-- Excerpted data --
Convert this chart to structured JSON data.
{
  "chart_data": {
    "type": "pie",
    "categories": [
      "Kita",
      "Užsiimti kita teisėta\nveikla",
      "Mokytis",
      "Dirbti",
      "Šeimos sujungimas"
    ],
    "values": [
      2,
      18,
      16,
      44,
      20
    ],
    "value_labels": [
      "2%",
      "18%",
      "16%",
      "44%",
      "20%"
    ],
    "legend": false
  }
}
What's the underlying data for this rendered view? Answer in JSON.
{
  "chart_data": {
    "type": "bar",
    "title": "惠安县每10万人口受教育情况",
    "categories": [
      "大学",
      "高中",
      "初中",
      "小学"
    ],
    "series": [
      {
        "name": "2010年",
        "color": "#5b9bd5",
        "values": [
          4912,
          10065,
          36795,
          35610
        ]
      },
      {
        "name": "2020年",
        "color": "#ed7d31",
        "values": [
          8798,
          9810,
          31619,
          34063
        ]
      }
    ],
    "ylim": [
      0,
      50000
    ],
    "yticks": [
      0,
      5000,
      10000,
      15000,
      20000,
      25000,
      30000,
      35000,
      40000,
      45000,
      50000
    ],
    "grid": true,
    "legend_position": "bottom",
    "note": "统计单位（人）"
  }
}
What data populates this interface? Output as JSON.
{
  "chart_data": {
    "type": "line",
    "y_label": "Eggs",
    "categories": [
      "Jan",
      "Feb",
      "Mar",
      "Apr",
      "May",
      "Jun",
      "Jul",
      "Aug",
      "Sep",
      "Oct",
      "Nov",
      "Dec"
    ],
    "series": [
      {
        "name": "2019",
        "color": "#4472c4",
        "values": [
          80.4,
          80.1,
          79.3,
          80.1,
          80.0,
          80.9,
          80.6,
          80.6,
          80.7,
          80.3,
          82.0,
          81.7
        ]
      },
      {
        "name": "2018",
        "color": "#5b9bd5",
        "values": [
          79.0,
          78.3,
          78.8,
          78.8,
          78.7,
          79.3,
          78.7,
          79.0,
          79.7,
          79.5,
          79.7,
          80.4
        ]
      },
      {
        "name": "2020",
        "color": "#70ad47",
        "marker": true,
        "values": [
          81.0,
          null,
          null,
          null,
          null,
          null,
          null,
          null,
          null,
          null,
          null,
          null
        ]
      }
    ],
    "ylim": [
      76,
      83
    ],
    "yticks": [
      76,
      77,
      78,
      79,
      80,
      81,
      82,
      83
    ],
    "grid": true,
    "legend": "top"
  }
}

-- Stated task --
Return the listing above in full, character for character.

-- Response to this task --
Convert this chart to structured JSON data.
{
  "chart_data": {
    "type": "pie",
    "categories": [
      "Kita",
      "Užsiimti kita teisėta\nveikla",
      "Mokytis",
      "Dirbti",
      "Šeimos sujungimas"
    ],
    "values": [
      2,
      18,
      16,
      44,
      20
    ],
    "value_labels": [
      "2%",
      "18%",
      "16%",
      "44%",
      "20%"
    ],
    "legend": false
  }
}
What's the underlying data for this rendered view? Answer in JSON.
{
  "chart_data": {
    "type": "bar",
    "title": "惠安县每10万人口受教育情况",
    "categories": [
      "大学",
      "高中",
      "初中",
      "小学"
    ],
    "series": [
      {
        "name": "2010年",
        "color": "#5b9bd5",
        "values": [
          4912,
          10065,
          36795,
          35610
        ]
      },
      {
        "name": "2020年",
        "color": "#ed7d31",
        "values": [
          8798,
          9810,
          31619,
          34063
        ]
      }
    ],
    "ylim": [
      0,
      50000
    ],
    "yticks": [
      0,
      5000,
      10000,
      15000,
      20000,
      25000,
      30000,
      35000,
      40000,
      45000,
      50000
    ],
    "grid": true,
    "legend_position": "bottom",
    "note": "统计单位（人）"
  }
}
What data populates this interface? Output as JSON.
{
  "chart_data": {
    "type": "line",
    "y_label": "Eggs",
    "categories": [
      "Jan",
      "Feb",
      "Mar",
      "Apr",
      "May",
      "Jun",
      "Jul",
      "Aug",
      "Sep",
      "Oct",
      "Nov",
      "Dec"
    ],
    "series": [
      {
        "name": "2019",
        "color": "#4472c4",
        "values": [
          80.4,
          80.1,
          79.3,
          80.1,
          80.0,
          80.9,
          80.6,
          80.6,
          80.7,
          80.3,
          82.0,
          81.7
        ]
      },
      {
        "name": "2018",
        "color": "#5b9bd5",
        "values": [
          79.0,
          78.3,
          78.8,
          78.8,
          78.7,
          79.3,
          78.7,
          79.0,
          79.7,
          79.5,
          79.7,
          80.4
        ]
      },
      {
        "name": "2020",
        "color": "#70ad47",
        "marker": true,
        "values": [
          81.0,
          null,
          null,
          null,
          null,
          null,
          null,
          null,
          null,
          null,
          null,
          null
        ]
      }
    ],
    "ylim": [
      76,
      83
    ],
    "yticks": [
      76,
      77,
      78,
      79,
      80,
      81,
      82,
      83
    ],
    "grid": true,
    "legend": "top"
  }
}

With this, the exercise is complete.